[Data records]
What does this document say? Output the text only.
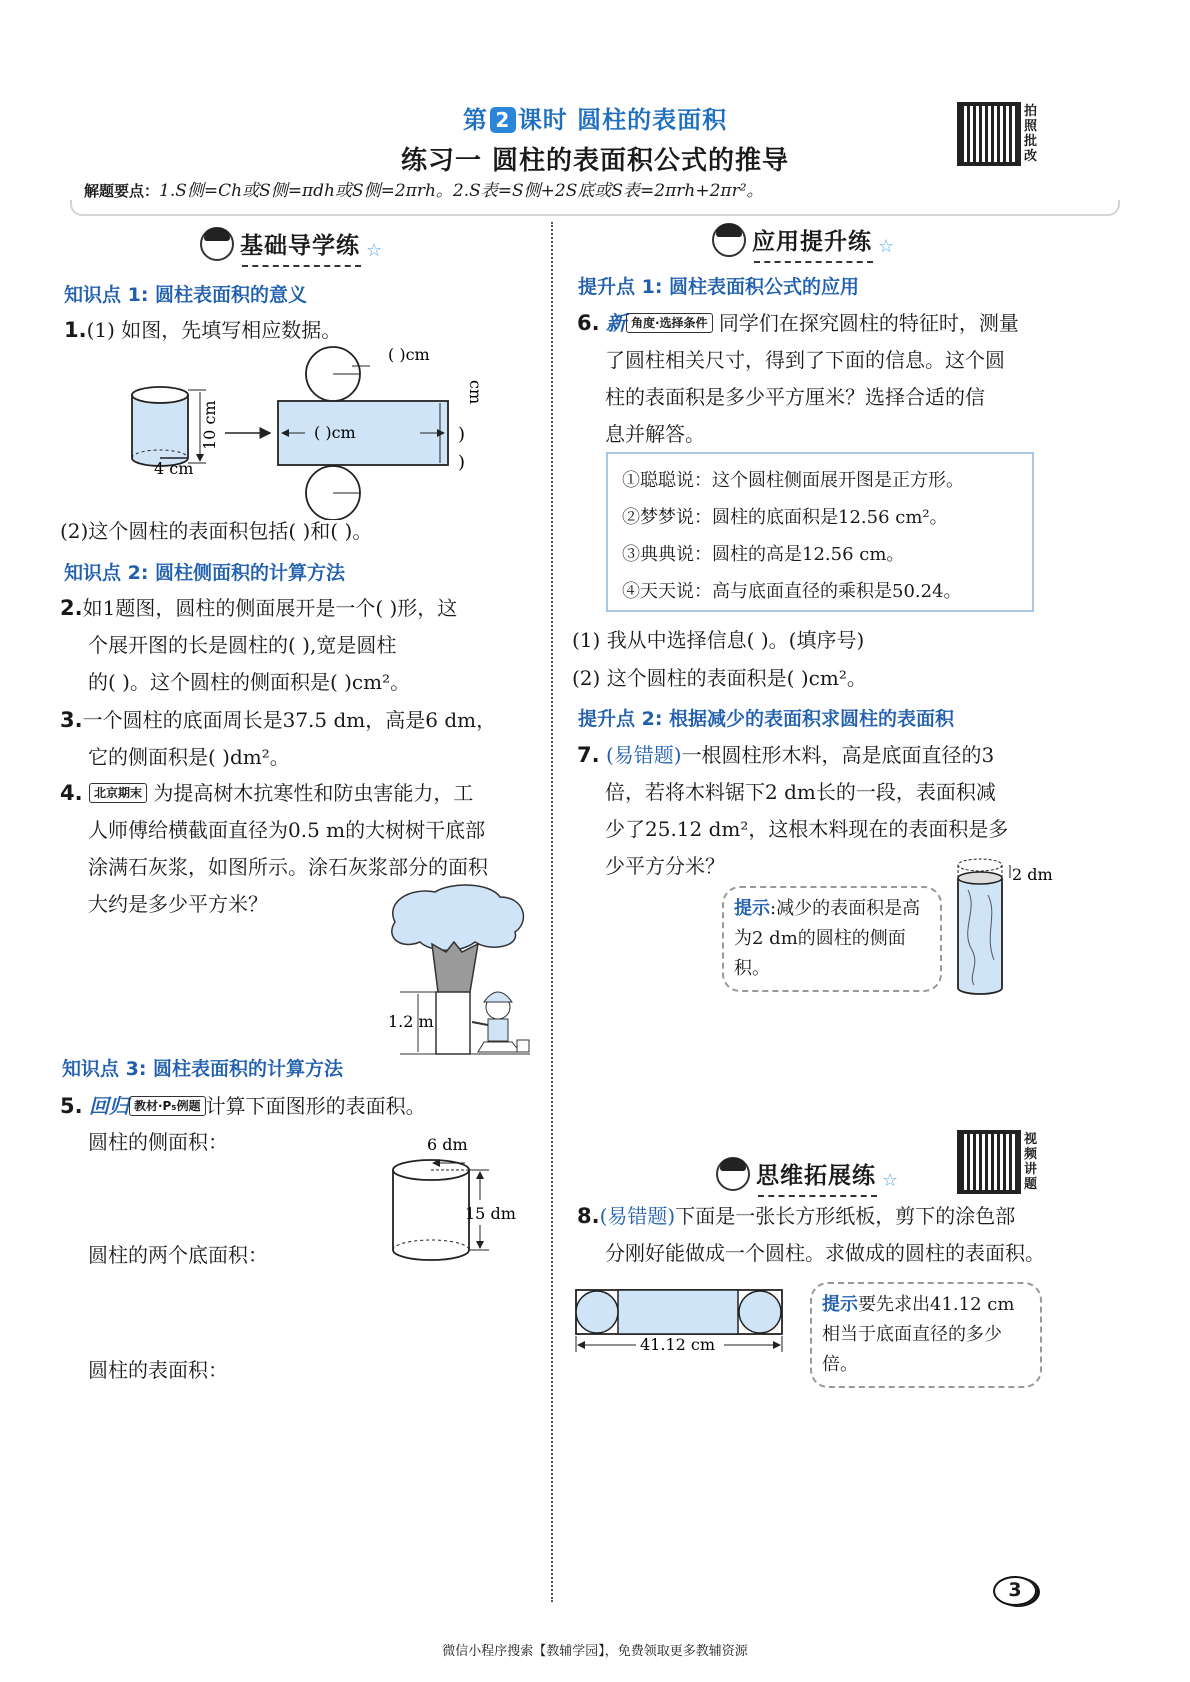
第 2 课时 圆柱的表面积
练习一 圆柱的表面积公式的推导
拍照批改
解题要点：1.S侧=Ch或S侧=πdh或S侧=2πrh。2.S表=S侧+2S底或S表=2πrh+2πr²。
基础导学练 ☆
知识点 1: 圆柱表面积的意义
1.(1) 如图，先填写相应数据。
4 cm
10 cm	( )cm
( )cm
cm
)
)
(2)这个圆柱的表面积包括( )和( )。
知识点 2: 圆柱侧面积的计算方法
2.如1题图，圆柱的侧面展开是一个( )形，这
个展开图的长是圆柱的( ),宽是圆柱
的( )。这个圆柱的侧面积是( )cm²。
3.一个圆柱的底面周长是37.5 dm，高是6 dm，
它的侧面积是( )dm²。
4. 北京期末 为提高树木抗寒性和防虫害能力，工
人师傅给横截面直径为0.5 m的大树树干底部
涂满石灰浆，如图所示。涂石灰浆部分的面积
大约是多少平方米？
1.2 m
知识点 3: 圆柱表面积的计算方法
5. 回归 教材·P₅例题 计算下面图形的表面积。
圆柱的侧面积：
圆柱的两个底面积：
圆柱的表面积：
6 dm
15 dm
应用提升练 ☆
提升点 1: 圆柱表面积公式的应用
6. 新 角度·选择条件 同学们在探究圆柱的特征时，测量
了圆柱相关尺寸，得到了下面的信息。这个圆
柱的表面积是多少平方厘米？选择合适的信
息并解答。
①聪聪说：这个圆柱侧面展开图是正方形。
②梦梦说：圆柱的底面积是12.56 cm²。
③典典说：圆柱的高是12.56 cm。
④天天说：高与底面直径的乘积是50.24。
(1) 我从中选择信息( )。(填序号)
(2) 这个圆柱的表面积是( )cm²。
提升点 2: 根据减少的表面积求圆柱的表面积
7. (易错题)一根圆柱形木料，高是底面直径的3
倍，若将木料锯下2 dm长的一段，表面积减
少了25.12 dm²，这根木料现在的表面积是多
少平方分米？
提示:减少的表面积是高为2 dm的圆柱的侧面积。
2 dm
视频讲题
思维拓展练 ☆
8.(易错题)下面是一张长方形纸板，剪下的涂色部
分刚好能做成一个圆柱。求做成的圆柱的表面积。
41.12 cm
提示要先求出41.12 cm相当于底面直径的多少倍。
3
微信小程序搜索【教辅学园】，免费领取更多教辅资源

Directions for this task :: Quote the material in full and exactly; do not carry over its pictures.

Result of the task ::
What does this document say? Output the text only.
第 2 课时 圆柱的表面积
练习一 圆柱的表面积公式的推导
拍照批改
解题要点：1.S侧=Ch或S侧=πdh或S侧=2πrh。2.S表=S侧+2S底或S表=2πrh+2πr²。
基础导学练 ☆
知识点 1: 圆柱表面积的意义
1.(1) 如图，先填写相应数据。
4 cm
10 cm	( )cm
( )cm
cm
)
)
(2)这个圆柱的表面积包括( )和( )。
知识点 2: 圆柱侧面积的计算方法
2.如1题图，圆柱的侧面展开是一个( )形，这
个展开图的长是圆柱的( ),宽是圆柱
的( )。这个圆柱的侧面积是( )cm²。
3.一个圆柱的底面周长是37.5 dm，高是6 dm，
它的侧面积是( )dm²。
4. 北京期末 为提高树木抗寒性和防虫害能力，工
人师傅给横截面直径为0.5 m的大树树干底部
涂满石灰浆，如图所示。涂石灰浆部分的面积
大约是多少平方米？
1.2 m
知识点 3: 圆柱表面积的计算方法
5. 回归 教材·P₅例题 计算下面图形的表面积。
圆柱的侧面积：
圆柱的两个底面积：
圆柱的表面积：
6 dm
15 dm
应用提升练 ☆
提升点 1: 圆柱表面积公式的应用
6. 新 角度·选择条件 同学们在探究圆柱的特征时，测量
了圆柱相关尺寸，得到了下面的信息。这个圆
柱的表面积是多少平方厘米？选择合适的信
息并解答。
①聪聪说：这个圆柱侧面展开图是正方形。
②梦梦说：圆柱的底面积是12.56 cm²。
③典典说：圆柱的高是12.56 cm。
④天天说：高与底面直径的乘积是50.24。
(1) 我从中选择信息( )。(填序号)
(2) 这个圆柱的表面积是( )cm²。
提升点 2: 根据减少的表面积求圆柱的表面积
7. (易错题)一根圆柱形木料，高是底面直径的3
倍，若将木料锯下2 dm长的一段，表面积减
少了25.12 dm²，这根木料现在的表面积是多
少平方分米？
提示:减少的表面积是高为2 dm的圆柱的侧面积。
2 dm
视频讲题
思维拓展练 ☆
8.(易错题)下面是一张长方形纸板，剪下的涂色部
分刚好能做成一个圆柱。求做成的圆柱的表面积。
41.12 cm
提示要先求出41.12 cm相当于底面直径的多少倍。
3
微信小程序搜索【教辅学园】，免费领取更多教辅资源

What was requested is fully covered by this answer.